[[ Page extract, beginning ]]
If she could reintroduce just one “lost” nature word into a child’s life, she would choose otter. “To see an otter, you have to be alert, out at dusk or night-time, whiskers aquiver, eyes darting — you have to become a bit of an otter yourself, and that’s a wonderful thing.”
Wordplay Goes Online
Zinnia Sengupta, writer and facilitator at Children’s Books for All, notices the shift every day. “Children today call each other bots,” she said, laughing softly. “They use the language of algorithms to describe each other. When they play Minecraft, they build perfect forests on screen because they don’t have access to messy, unpredictable ones outside.” Her observation sits somewhere between humour and grief, an acknowledgement that the vocabulary of play has migrated online.
The loss is not simply linguistic. It is simultaneously emotional and cultural. “When we were children, we built worlds out of mud,” Sengupta said. “Now they build them out of pixels. The senses are dulled, not because children are not curious but because the worlds that they are taught about have become flatter.” Words, she believes, are a form of touch. To name something amaltas, gulmohar, koel, is to reach towards it, to hold it in language before it disappears.
Mental Impact
This loss is also being witnessed by those in mental health and community work. Vani Subra-maniam, a narrative therapist who works at the intersections of mental health activism, community work, and social justice, sees the erosion as part of a larger shift in how young people speak. “Language has evolved for young people in almost unrecognisable ways,” she said. “A lot more slang, very flattened, very thin vocabulary overall. The total number of words a young person knows right now is extremely limited.”
She also points out that many of the words removed from Western dictionaries were never part of a child’s lived reality
in India to begin with. “A heck of a lot of those words are not remotely known in the first place to a kid in the Indian context,” she said. “So even if a child did look up acorn or bluebell, where would the relatability of that word be?”
Subramaniam sees children’s literature as a space of possibility. “I’d be curious to see what authors are seeking to preserve, whether it is nostalgia or an attempt to expand the vocabulary of the natural world,” she said. “Because I don’t know if a child can name three trees right now if they live in the city.”
[[ Page extract, end ]]
◆ **Your tasks**
A – Answer these questions about the article on children's nature vocabulary, one answer per line, marked like the questions:
(i) What "lost" nature word would the first speaker choose to reintroduce into a child's life?
(ii) According to Zinnia Sengupta, what do children today call each other?
(iii) What does the narrative therapist doubt a child living in the city can do right now?
B – Translate this sentence from the article on children's nature vocabulary into Spanish: "Words, she believes, are a form of touch."
The records can be ignored here.
[[ Records shown, beginning ]]
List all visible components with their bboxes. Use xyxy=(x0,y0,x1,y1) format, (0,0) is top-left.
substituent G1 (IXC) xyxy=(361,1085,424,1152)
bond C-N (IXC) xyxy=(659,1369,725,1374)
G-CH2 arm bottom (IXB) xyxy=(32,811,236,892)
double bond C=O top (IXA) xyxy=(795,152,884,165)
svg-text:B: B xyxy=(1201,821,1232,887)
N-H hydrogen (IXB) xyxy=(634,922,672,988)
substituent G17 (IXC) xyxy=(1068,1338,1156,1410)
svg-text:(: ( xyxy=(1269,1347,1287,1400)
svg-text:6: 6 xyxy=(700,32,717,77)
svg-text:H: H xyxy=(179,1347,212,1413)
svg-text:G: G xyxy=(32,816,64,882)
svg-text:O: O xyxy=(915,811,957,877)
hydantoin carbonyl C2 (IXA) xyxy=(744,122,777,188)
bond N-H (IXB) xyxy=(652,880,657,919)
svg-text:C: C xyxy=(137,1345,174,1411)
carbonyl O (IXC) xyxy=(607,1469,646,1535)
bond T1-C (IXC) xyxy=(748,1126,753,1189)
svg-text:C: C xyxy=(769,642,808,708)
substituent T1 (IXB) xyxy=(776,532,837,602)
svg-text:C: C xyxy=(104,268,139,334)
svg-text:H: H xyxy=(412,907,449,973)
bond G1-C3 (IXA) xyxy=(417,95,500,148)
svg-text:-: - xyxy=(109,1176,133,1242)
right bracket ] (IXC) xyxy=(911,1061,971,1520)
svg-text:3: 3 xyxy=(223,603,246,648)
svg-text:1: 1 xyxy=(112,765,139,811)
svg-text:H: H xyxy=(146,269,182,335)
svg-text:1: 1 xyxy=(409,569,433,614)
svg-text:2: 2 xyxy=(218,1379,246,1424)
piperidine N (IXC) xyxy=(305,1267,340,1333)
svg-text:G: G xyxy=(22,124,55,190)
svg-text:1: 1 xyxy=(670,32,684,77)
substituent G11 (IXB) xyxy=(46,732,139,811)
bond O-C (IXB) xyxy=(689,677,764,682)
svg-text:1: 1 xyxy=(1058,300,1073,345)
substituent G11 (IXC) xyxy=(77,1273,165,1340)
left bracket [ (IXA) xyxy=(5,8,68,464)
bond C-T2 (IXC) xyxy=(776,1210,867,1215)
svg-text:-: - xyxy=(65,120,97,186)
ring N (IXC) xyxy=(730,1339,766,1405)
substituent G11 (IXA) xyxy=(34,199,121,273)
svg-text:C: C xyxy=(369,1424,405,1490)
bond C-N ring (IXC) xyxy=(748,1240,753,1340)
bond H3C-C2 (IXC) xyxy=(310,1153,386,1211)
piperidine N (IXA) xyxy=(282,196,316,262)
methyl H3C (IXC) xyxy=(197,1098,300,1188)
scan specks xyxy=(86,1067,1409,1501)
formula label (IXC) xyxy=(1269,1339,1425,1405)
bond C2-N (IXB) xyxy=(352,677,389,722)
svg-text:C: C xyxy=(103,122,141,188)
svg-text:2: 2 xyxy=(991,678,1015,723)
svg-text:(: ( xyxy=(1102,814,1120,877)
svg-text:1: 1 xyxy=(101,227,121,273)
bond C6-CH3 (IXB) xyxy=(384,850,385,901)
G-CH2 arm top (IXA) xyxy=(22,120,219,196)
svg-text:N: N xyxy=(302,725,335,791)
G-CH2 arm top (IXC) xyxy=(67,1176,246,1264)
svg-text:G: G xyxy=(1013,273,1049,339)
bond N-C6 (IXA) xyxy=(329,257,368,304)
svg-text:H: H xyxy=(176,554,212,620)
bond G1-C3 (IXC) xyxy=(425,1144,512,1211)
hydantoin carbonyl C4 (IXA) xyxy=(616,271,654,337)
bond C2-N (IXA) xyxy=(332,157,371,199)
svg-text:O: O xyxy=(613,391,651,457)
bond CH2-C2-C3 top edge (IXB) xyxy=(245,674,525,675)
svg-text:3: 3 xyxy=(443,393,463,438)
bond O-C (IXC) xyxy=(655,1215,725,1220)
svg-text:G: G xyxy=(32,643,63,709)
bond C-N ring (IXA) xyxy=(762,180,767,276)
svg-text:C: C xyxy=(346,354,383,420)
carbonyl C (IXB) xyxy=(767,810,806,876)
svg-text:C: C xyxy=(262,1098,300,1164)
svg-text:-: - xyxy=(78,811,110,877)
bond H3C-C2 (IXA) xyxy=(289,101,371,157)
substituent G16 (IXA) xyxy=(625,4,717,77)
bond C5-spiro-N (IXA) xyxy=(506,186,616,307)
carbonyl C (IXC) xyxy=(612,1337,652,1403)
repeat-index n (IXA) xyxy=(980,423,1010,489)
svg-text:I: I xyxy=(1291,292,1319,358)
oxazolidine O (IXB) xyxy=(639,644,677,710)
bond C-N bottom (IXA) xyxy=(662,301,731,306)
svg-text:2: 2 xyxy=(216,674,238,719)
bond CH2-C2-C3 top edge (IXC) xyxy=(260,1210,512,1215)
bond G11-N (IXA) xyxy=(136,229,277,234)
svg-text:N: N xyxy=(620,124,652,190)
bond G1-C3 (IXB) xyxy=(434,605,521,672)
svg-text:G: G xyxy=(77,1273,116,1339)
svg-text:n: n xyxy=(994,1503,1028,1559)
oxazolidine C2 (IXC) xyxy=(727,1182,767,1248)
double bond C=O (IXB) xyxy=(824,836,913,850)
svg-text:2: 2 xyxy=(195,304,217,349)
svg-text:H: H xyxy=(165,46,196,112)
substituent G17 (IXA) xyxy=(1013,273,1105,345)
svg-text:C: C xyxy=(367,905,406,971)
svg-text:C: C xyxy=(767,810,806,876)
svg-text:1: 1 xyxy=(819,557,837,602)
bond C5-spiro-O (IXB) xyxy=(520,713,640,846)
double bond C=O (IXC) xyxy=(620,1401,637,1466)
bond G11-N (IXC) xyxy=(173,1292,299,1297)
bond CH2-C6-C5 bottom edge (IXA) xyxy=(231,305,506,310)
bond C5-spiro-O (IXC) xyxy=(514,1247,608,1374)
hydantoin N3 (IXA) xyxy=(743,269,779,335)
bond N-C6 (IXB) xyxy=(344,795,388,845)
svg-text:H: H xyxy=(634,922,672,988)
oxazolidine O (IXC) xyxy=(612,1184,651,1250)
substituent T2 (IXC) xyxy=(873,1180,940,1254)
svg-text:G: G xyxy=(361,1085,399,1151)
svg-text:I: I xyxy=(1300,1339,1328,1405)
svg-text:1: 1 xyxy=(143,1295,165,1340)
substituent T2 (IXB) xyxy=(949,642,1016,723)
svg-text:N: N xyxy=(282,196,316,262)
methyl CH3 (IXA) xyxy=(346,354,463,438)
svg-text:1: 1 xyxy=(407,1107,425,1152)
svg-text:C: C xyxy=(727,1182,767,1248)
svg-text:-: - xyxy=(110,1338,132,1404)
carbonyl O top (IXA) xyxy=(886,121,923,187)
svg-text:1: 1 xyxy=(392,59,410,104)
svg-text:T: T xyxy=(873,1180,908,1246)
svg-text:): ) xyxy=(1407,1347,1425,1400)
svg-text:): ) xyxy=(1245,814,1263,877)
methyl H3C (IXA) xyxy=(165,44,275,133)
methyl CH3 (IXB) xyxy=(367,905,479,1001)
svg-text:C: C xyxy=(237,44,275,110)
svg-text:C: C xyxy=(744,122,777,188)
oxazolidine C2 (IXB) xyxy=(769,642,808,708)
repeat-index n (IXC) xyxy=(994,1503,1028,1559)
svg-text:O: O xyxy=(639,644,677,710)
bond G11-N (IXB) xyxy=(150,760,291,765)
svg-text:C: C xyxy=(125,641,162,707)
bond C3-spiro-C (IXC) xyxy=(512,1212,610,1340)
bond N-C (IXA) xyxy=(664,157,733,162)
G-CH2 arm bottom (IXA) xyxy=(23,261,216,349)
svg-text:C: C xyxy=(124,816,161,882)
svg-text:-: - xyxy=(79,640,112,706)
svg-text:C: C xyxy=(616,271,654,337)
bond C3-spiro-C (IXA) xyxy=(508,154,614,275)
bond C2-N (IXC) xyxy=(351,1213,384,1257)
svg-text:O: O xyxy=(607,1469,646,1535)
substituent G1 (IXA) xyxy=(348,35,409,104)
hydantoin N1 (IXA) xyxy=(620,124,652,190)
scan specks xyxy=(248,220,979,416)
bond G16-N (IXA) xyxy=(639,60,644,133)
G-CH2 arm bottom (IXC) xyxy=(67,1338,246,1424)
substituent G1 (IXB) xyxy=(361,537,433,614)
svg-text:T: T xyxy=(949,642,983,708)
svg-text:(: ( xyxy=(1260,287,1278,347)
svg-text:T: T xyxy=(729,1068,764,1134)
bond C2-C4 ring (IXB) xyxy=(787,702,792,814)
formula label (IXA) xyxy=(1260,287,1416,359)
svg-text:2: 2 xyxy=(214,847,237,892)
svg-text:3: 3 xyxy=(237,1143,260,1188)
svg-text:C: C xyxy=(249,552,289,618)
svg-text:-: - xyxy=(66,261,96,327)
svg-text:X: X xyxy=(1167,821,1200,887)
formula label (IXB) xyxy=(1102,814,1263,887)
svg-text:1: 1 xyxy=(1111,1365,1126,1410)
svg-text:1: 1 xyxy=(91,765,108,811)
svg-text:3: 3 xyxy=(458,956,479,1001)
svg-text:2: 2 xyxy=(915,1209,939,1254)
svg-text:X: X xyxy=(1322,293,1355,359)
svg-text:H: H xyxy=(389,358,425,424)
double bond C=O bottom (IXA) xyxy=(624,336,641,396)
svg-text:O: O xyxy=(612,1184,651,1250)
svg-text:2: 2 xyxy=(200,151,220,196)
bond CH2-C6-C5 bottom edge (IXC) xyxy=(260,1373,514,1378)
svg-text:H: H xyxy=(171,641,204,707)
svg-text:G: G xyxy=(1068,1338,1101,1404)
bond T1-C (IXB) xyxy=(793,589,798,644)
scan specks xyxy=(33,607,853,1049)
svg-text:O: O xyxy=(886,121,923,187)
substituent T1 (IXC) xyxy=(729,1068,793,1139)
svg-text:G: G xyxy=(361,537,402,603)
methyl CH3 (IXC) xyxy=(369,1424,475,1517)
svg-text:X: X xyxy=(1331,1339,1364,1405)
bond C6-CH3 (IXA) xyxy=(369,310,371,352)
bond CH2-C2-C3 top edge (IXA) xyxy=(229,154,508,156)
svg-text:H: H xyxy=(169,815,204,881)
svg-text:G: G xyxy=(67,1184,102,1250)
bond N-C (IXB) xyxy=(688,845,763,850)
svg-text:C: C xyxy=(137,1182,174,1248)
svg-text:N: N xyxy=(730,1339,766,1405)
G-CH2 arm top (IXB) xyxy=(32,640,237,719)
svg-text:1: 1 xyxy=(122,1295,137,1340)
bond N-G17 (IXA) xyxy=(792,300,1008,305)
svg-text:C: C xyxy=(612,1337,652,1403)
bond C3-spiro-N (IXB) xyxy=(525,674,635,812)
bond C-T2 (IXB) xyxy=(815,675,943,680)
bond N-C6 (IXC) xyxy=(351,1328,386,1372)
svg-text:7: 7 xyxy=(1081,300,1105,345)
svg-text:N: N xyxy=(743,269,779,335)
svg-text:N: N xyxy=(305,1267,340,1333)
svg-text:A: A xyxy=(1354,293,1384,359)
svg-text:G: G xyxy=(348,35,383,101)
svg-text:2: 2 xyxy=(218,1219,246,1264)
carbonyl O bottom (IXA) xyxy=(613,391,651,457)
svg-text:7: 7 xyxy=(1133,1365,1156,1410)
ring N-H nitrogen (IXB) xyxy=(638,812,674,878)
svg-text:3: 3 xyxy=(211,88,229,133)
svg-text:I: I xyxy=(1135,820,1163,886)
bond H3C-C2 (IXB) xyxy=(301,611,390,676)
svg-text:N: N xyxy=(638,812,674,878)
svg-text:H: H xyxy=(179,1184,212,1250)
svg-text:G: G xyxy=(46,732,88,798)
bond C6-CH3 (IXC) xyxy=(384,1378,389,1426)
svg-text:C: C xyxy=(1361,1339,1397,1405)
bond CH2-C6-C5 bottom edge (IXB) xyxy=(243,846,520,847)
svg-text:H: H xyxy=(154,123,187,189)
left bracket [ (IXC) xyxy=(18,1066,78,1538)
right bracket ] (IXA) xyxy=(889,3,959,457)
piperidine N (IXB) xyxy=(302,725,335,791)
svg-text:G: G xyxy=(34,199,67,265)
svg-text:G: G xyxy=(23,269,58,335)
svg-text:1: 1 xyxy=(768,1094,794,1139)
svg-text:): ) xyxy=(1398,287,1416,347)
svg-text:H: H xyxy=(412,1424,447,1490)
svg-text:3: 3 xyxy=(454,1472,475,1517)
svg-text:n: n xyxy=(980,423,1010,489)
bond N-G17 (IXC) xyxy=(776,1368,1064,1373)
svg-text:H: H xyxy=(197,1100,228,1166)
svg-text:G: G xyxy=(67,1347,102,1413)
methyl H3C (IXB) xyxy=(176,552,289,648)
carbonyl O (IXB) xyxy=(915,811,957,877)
[[ Records shown, end ]]
◆ **Answers to the problems**
A –
(i) Otter.
(ii) Bots.
(iii) Name three trees.

B – Las palabras, cree ella, son una forma de tacto.